**Task inputs:**
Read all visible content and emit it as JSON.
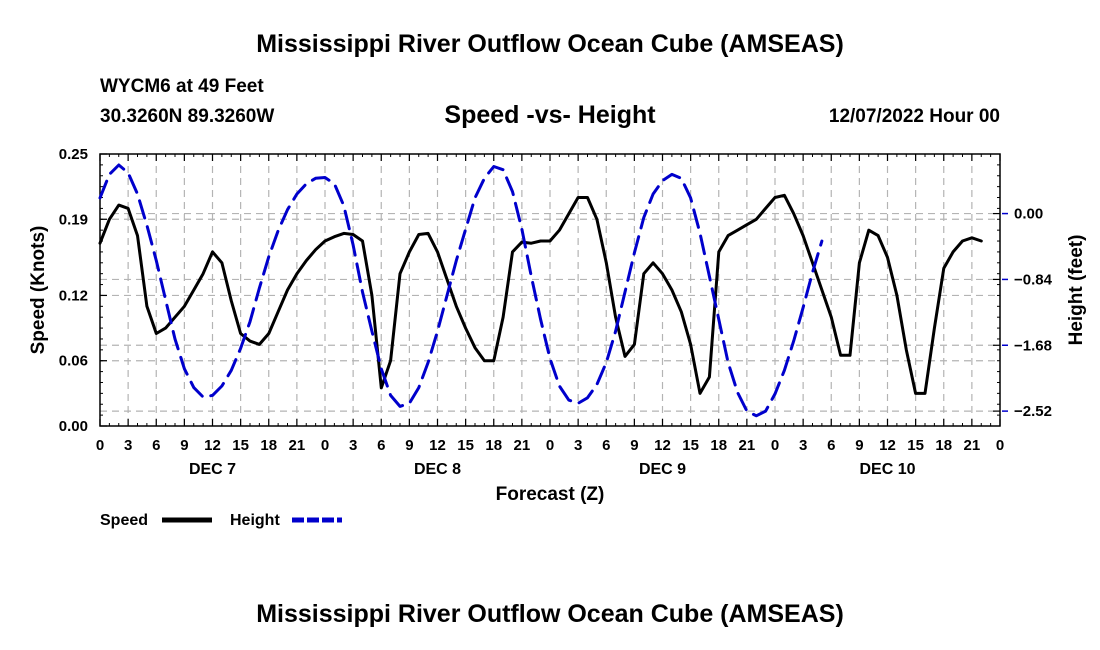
{
  "header": {
    "title": "Mississippi River Outflow Ocean Cube (AMSEAS)",
    "station": "WYCM6 at 49 Feet",
    "coords": "30.3260N  89.3260W",
    "subtitle": "Speed -vs- Height",
    "run_time": "12/07/2022 Hour 00"
  },
  "footer": {
    "title": "Mississippi River Outflow Ocean Cube (AMSEAS)"
  },
  "chart_data": {
    "type": "line",
    "title": "Speed -vs- Height",
    "xlabel": "Forecast (Z)",
    "ylabel_left": "Speed (Knots)",
    "ylabel_right": "Height (feet)",
    "x_range_hours": [
      0,
      96
    ],
    "x_tick_step_hours": 3,
    "x_tick_labels": [
      "0",
      "3",
      "6",
      "9",
      "12",
      "15",
      "18",
      "21",
      "0",
      "3",
      "6",
      "9",
      "12",
      "15",
      "18",
      "21",
      "0",
      "3",
      "6",
      "9",
      "12",
      "15",
      "18",
      "21",
      "0",
      "3",
      "6",
      "9",
      "12",
      "15",
      "18",
      "21",
      "0"
    ],
    "day_labels": [
      {
        "label": "DEC 7",
        "hour": 12
      },
      {
        "label": "DEC 8",
        "hour": 36
      },
      {
        "label": "DEC 9",
        "hour": 60
      },
      {
        "label": "DEC 10",
        "hour": 84
      }
    ],
    "y_left": {
      "range": [
        0,
        0.25
      ],
      "ticks": [
        0.0,
        0.06,
        0.12,
        0.19,
        0.25
      ],
      "tick_labels": [
        "0.00",
        "0.06",
        "0.12",
        "0.19",
        "0.25"
      ]
    },
    "y_right": {
      "range": [
        -2.71,
        0.76
      ],
      "ticks": [
        0.0,
        -0.84,
        -1.68,
        -2.52
      ],
      "tick_labels": [
        "0.00",
        "−0.84",
        "−1.68",
        "−2.52"
      ]
    },
    "grid": true,
    "legend": {
      "placement": "bottom-left",
      "speed_label": "Speed",
      "height_label": "Height"
    },
    "series": [
      {
        "name": "Speed",
        "axis": "left",
        "color": "#000000",
        "dash": "solid",
        "points": [
          [
            0,
            0.168
          ],
          [
            1,
            0.19
          ],
          [
            2,
            0.203
          ],
          [
            3,
            0.2
          ],
          [
            4,
            0.175
          ],
          [
            5,
            0.11
          ],
          [
            6,
            0.085
          ],
          [
            7,
            0.09
          ],
          [
            8,
            0.1
          ],
          [
            9,
            0.11
          ],
          [
            10,
            0.125
          ],
          [
            11,
            0.14
          ],
          [
            12,
            0.16
          ],
          [
            13,
            0.15
          ],
          [
            14,
            0.115
          ],
          [
            15,
            0.085
          ],
          [
            16,
            0.078
          ],
          [
            17,
            0.075
          ],
          [
            18,
            0.085
          ],
          [
            19,
            0.105
          ],
          [
            20,
            0.125
          ],
          [
            21,
            0.14
          ],
          [
            22,
            0.152
          ],
          [
            23,
            0.162
          ],
          [
            24,
            0.17
          ],
          [
            25,
            0.174
          ],
          [
            26,
            0.177
          ],
          [
            27,
            0.176
          ],
          [
            28,
            0.17
          ],
          [
            29,
            0.12
          ],
          [
            30,
            0.035
          ],
          [
            31,
            0.06
          ],
          [
            32,
            0.14
          ],
          [
            33,
            0.16
          ],
          [
            34,
            0.176
          ],
          [
            35,
            0.177
          ],
          [
            36,
            0.16
          ],
          [
            37,
            0.135
          ],
          [
            38,
            0.11
          ],
          [
            39,
            0.09
          ],
          [
            40,
            0.072
          ],
          [
            41,
            0.06
          ],
          [
            42,
            0.06
          ],
          [
            43,
            0.1
          ],
          [
            44,
            0.16
          ],
          [
            45,
            0.169
          ],
          [
            46,
            0.168
          ],
          [
            47,
            0.17
          ],
          [
            48,
            0.17
          ],
          [
            49,
            0.18
          ],
          [
            50,
            0.195
          ],
          [
            51,
            0.21
          ],
          [
            52,
            0.21
          ],
          [
            53,
            0.19
          ],
          [
            54,
            0.15
          ],
          [
            55,
            0.1
          ],
          [
            56,
            0.064
          ],
          [
            57,
            0.075
          ],
          [
            58,
            0.14
          ],
          [
            59,
            0.15
          ],
          [
            60,
            0.14
          ],
          [
            61,
            0.125
          ],
          [
            62,
            0.105
          ],
          [
            63,
            0.075
          ],
          [
            64,
            0.03
          ],
          [
            65,
            0.045
          ],
          [
            66,
            0.16
          ],
          [
            67,
            0.175
          ],
          [
            68,
            0.18
          ],
          [
            69,
            0.185
          ],
          [
            70,
            0.19
          ],
          [
            71,
            0.2
          ],
          [
            72,
            0.21
          ],
          [
            73,
            0.212
          ],
          [
            74,
            0.195
          ],
          [
            75,
            0.175
          ],
          [
            76,
            0.15
          ],
          [
            77,
            0.125
          ],
          [
            78,
            0.1
          ],
          [
            79,
            0.065
          ],
          [
            80,
            0.065
          ],
          [
            81,
            0.15
          ],
          [
            82,
            0.18
          ],
          [
            83,
            0.175
          ],
          [
            84,
            0.155
          ],
          [
            85,
            0.12
          ],
          [
            86,
            0.07
          ],
          [
            87,
            0.03
          ],
          [
            88,
            0.03
          ],
          [
            89,
            0.09
          ],
          [
            90,
            0.145
          ],
          [
            91,
            0.16
          ],
          [
            92,
            0.17
          ],
          [
            93,
            0.173
          ],
          [
            94,
            0.17
          ]
        ]
      },
      {
        "name": "Height",
        "axis": "right",
        "color": "#0000cc",
        "dash": "dashed",
        "points": [
          [
            0,
            0.2
          ],
          [
            1,
            0.5
          ],
          [
            2,
            0.62
          ],
          [
            3,
            0.52
          ],
          [
            4,
            0.25
          ],
          [
            5,
            -0.15
          ],
          [
            6,
            -0.6
          ],
          [
            7,
            -1.1
          ],
          [
            8,
            -1.6
          ],
          [
            9,
            -1.98
          ],
          [
            10,
            -2.22
          ],
          [
            11,
            -2.34
          ],
          [
            12,
            -2.32
          ],
          [
            13,
            -2.2
          ],
          [
            14,
            -2.0
          ],
          [
            15,
            -1.72
          ],
          [
            16,
            -1.38
          ],
          [
            17,
            -0.95
          ],
          [
            18,
            -0.55
          ],
          [
            19,
            -0.22
          ],
          [
            20,
            0.05
          ],
          [
            21,
            0.25
          ],
          [
            22,
            0.38
          ],
          [
            23,
            0.45
          ],
          [
            24,
            0.46
          ],
          [
            25,
            0.38
          ],
          [
            26,
            0.1
          ],
          [
            27,
            -0.4
          ],
          [
            28,
            -1.0
          ],
          [
            29,
            -1.5
          ],
          [
            30,
            -1.98
          ],
          [
            31,
            -2.32
          ],
          [
            32,
            -2.46
          ],
          [
            33,
            -2.42
          ],
          [
            34,
            -2.22
          ],
          [
            35,
            -1.9
          ],
          [
            36,
            -1.5
          ],
          [
            37,
            -1.05
          ],
          [
            38,
            -0.6
          ],
          [
            39,
            -0.2
          ],
          [
            40,
            0.2
          ],
          [
            41,
            0.45
          ],
          [
            42,
            0.6
          ],
          [
            43,
            0.56
          ],
          [
            44,
            0.28
          ],
          [
            45,
            -0.2
          ],
          [
            46,
            -0.8
          ],
          [
            47,
            -1.35
          ],
          [
            48,
            -1.85
          ],
          [
            49,
            -2.2
          ],
          [
            50,
            -2.38
          ],
          [
            51,
            -2.42
          ],
          [
            52,
            -2.35
          ],
          [
            53,
            -2.18
          ],
          [
            54,
            -1.9
          ],
          [
            55,
            -1.5
          ],
          [
            56,
            -1.0
          ],
          [
            57,
            -0.5
          ],
          [
            58,
            -0.05
          ],
          [
            59,
            0.25
          ],
          [
            60,
            0.42
          ],
          [
            61,
            0.5
          ],
          [
            62,
            0.45
          ],
          [
            63,
            0.2
          ],
          [
            64,
            -0.25
          ],
          [
            65,
            -0.8
          ],
          [
            66,
            -1.35
          ],
          [
            67,
            -1.9
          ],
          [
            68,
            -2.28
          ],
          [
            69,
            -2.52
          ],
          [
            70,
            -2.58
          ],
          [
            71,
            -2.52
          ],
          [
            72,
            -2.3
          ],
          [
            73,
            -2.0
          ],
          [
            74,
            -1.62
          ],
          [
            75,
            -1.2
          ],
          [
            76,
            -0.75
          ],
          [
            77,
            -0.35
          ]
        ]
      }
    ]
  }
}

**Task instructions:** Gather each line of the listing that holds the string "River".

**Solution to this exercise:**
    "title": "Mississippi River Outflow Ocean Cube (AMSEAS)",
    "title": "Mississippi River Outflow Ocean Cube (AMSEAS)"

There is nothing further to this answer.